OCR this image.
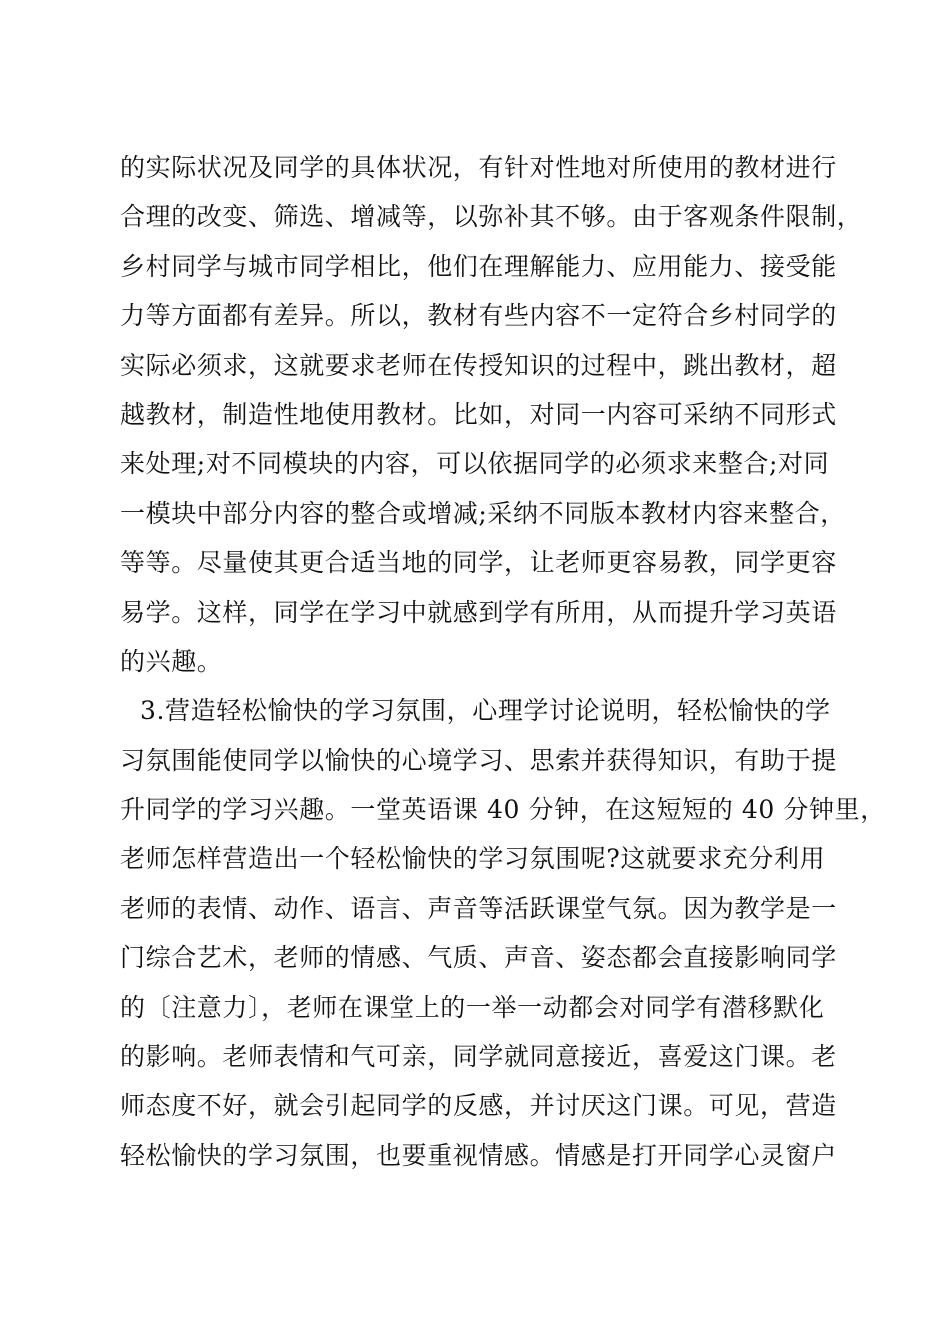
的实际状况及同学的具体状况，有针对性地对所使用的教材进行
合理的改变、筛选、增减等，以弥补其不够。由于客观条件限制，
乡村同学与城市同学相比，他们在理解能力、应用能力、接受能
力等方面都有差异。所以，教材有些内容不一定符合乡村同学的
实际必须求，这就要求老师在传授知识的过程中，跳出教材，超
越教材，制造性地使用教材。比如，对同一内容可采纳不同形式
来处理;对不同模块的内容，可以依据同学的必须求来整合;对同
一模块中部分内容的整合或增减;采纳不同版本教材内容来整合，
等等。尽量使其更合适当地的同学，让老师更容易教，同学更容
易学。这样，同学在学习中就感到学有所用，从而提升学习英语
的兴趣。
3.营造轻松愉快的学习氛围，心理学讨论说明，轻松愉快的学
习氛围能使同学以愉快的心境学习、思索并获得知识，有助于提
升同学的学习兴趣。一堂英语课 40 分钟，在这短短的 40 分钟里，
老师怎样营造出一个轻松愉快的学习氛围呢?这就要求充分利用
老师的表情、动作、语言、声音等活跃课堂气氛。因为教学是一
门综合艺术，老师的情感、气质、声音、姿态都会直接影响同学
的〔注意力〕，老师在课堂上的一举一动都会对同学有潜移默化
的影响。老师表情和气可亲，同学就同意接近，喜爱这门课。老
师态度不好，就会引起同学的反感，并讨厌这门课。可见，营造
轻松愉快的学习氛围，也要重视情感。情感是打开同学心灵窗户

□ □ □

● **REQUIREMENT**: Can the entries above be repeated exactly, without their pictures?

● **SOLVED EXERCISE**:
OCR this image.
的实际状况及同学的具体状况，有针对性地对所使用的教材进行
合理的改变、筛选、增减等，以弥补其不够。由于客观条件限制，
乡村同学与城市同学相比，他们在理解能力、应用能力、接受能
力等方面都有差异。所以，教材有些内容不一定符合乡村同学的
实际必须求，这就要求老师在传授知识的过程中，跳出教材，超
越教材，制造性地使用教材。比如，对同一内容可采纳不同形式
来处理;对不同模块的内容，可以依据同学的必须求来整合;对同
一模块中部分内容的整合或增减;采纳不同版本教材内容来整合，
等等。尽量使其更合适当地的同学，让老师更容易教，同学更容
易学。这样，同学在学习中就感到学有所用，从而提升学习英语
的兴趣。
3.营造轻松愉快的学习氛围，心理学讨论说明，轻松愉快的学
习氛围能使同学以愉快的心境学习、思索并获得知识，有助于提
升同学的学习兴趣。一堂英语课 40 分钟，在这短短的 40 分钟里，
老师怎样营造出一个轻松愉快的学习氛围呢?这就要求充分利用
老师的表情、动作、语言、声音等活跃课堂气氛。因为教学是一
门综合艺术，老师的情感、气质、声音、姿态都会直接影响同学
的〔注意力〕，老师在课堂上的一举一动都会对同学有潜移默化
的影响。老师表情和气可亲，同学就同意接近，喜爱这门课。老
师态度不好，就会引起同学的反感，并讨厌这门课。可见，营造
轻松愉快的学习氛围，也要重视情感。情感是打开同学心灵窗户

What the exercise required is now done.